[Listings of element regions]
'''

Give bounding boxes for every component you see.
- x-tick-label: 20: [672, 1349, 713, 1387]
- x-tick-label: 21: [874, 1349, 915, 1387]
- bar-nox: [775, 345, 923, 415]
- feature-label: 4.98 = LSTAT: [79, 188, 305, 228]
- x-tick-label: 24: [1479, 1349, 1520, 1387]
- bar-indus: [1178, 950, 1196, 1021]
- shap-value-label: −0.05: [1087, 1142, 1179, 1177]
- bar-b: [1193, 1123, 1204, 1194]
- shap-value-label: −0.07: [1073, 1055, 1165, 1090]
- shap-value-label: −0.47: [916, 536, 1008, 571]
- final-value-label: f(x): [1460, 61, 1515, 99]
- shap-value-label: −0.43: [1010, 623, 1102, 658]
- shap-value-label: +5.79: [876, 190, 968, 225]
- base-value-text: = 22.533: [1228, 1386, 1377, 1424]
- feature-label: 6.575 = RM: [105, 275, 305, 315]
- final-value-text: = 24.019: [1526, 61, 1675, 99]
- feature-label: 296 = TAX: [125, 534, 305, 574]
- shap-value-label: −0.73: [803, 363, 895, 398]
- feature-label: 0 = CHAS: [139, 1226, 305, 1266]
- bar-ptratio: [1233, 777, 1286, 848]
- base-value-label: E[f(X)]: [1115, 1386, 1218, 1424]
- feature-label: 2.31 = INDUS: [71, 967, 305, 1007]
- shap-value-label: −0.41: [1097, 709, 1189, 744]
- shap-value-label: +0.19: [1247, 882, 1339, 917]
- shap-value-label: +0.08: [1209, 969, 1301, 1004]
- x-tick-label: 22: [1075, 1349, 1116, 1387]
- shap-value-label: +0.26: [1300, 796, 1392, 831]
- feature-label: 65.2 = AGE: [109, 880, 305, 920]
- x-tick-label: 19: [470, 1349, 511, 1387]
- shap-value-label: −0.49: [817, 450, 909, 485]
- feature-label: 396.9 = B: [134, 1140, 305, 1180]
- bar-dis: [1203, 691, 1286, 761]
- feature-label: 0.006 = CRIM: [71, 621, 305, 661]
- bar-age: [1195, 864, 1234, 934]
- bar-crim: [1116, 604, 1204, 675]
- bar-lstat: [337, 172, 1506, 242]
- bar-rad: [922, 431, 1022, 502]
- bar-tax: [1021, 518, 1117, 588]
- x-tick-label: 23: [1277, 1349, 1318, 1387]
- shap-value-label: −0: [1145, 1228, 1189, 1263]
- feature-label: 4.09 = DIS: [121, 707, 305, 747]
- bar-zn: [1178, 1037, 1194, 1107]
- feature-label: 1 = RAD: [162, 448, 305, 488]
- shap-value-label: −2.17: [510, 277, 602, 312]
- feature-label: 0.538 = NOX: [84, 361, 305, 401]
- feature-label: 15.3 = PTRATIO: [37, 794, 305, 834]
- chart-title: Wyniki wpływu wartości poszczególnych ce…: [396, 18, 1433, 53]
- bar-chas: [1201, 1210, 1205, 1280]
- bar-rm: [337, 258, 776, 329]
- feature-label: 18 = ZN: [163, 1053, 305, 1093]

'''

**Task to carry out**:
Reproduce all of the items above line for line, with no changes.

**The answer**:
Give bounding boxes for every component you see.
- x-tick-label: 20: [672, 1349, 713, 1387]
- x-tick-label: 21: [874, 1349, 915, 1387]
- bar-nox: [775, 345, 923, 415]
- feature-label: 4.98 = LSTAT: [79, 188, 305, 228]
- x-tick-label: 24: [1479, 1349, 1520, 1387]
- bar-indus: [1178, 950, 1196, 1021]
- shap-value-label: −0.05: [1087, 1142, 1179, 1177]
- bar-b: [1193, 1123, 1204, 1194]
- shap-value-label: −0.07: [1073, 1055, 1165, 1090]
- shap-value-label: −0.47: [916, 536, 1008, 571]
- final-value-label: f(x): [1460, 61, 1515, 99]
- shap-value-label: −0.43: [1010, 623, 1102, 658]
- shap-value-label: +5.79: [876, 190, 968, 225]
- base-value-text: = 22.533: [1228, 1386, 1377, 1424]
- feature-label: 6.575 = RM: [105, 275, 305, 315]
- final-value-text: = 24.019: [1526, 61, 1675, 99]
- feature-label: 296 = TAX: [125, 534, 305, 574]
- shap-value-label: −0.73: [803, 363, 895, 398]
- feature-label: 0 = CHAS: [139, 1226, 305, 1266]
- bar-ptratio: [1233, 777, 1286, 848]
- base-value-label: E[f(X)]: [1115, 1386, 1218, 1424]
- feature-label: 2.31 = INDUS: [71, 967, 305, 1007]
- shap-value-label: −0.41: [1097, 709, 1189, 744]
- shap-value-label: +0.19: [1247, 882, 1339, 917]
- shap-value-label: +0.08: [1209, 969, 1301, 1004]
- x-tick-label: 22: [1075, 1349, 1116, 1387]
- shap-value-label: +0.26: [1300, 796, 1392, 831]
- feature-label: 65.2 = AGE: [109, 880, 305, 920]
- x-tick-label: 19: [470, 1349, 511, 1387]
- shap-value-label: −0.49: [817, 450, 909, 485]
- feature-label: 396.9 = B: [134, 1140, 305, 1180]
- bar-dis: [1203, 691, 1286, 761]
- feature-label: 0.006 = CRIM: [71, 621, 305, 661]
- bar-age: [1195, 864, 1234, 934]
- bar-crim: [1116, 604, 1204, 675]
- bar-lstat: [337, 172, 1506, 242]
- bar-rad: [922, 431, 1022, 502]
- bar-tax: [1021, 518, 1117, 588]
- x-tick-label: 23: [1277, 1349, 1318, 1387]
- shap-value-label: −0: [1145, 1228, 1189, 1263]
- feature-label: 4.09 = DIS: [121, 707, 305, 747]
- bar-zn: [1178, 1037, 1194, 1107]
- feature-label: 1 = RAD: [162, 448, 305, 488]
- shap-value-label: −2.17: [510, 277, 602, 312]
- feature-label: 0.538 = NOX: [84, 361, 305, 401]
- feature-label: 15.3 = PTRATIO: [37, 794, 305, 834]
- chart-title: Wyniki wpływu wartości poszczególnych ce…: [396, 18, 1433, 53]
- bar-chas: [1201, 1210, 1205, 1280]
- bar-rm: [337, 258, 776, 329]
- feature-label: 18 = ZN: [163, 1053, 305, 1093]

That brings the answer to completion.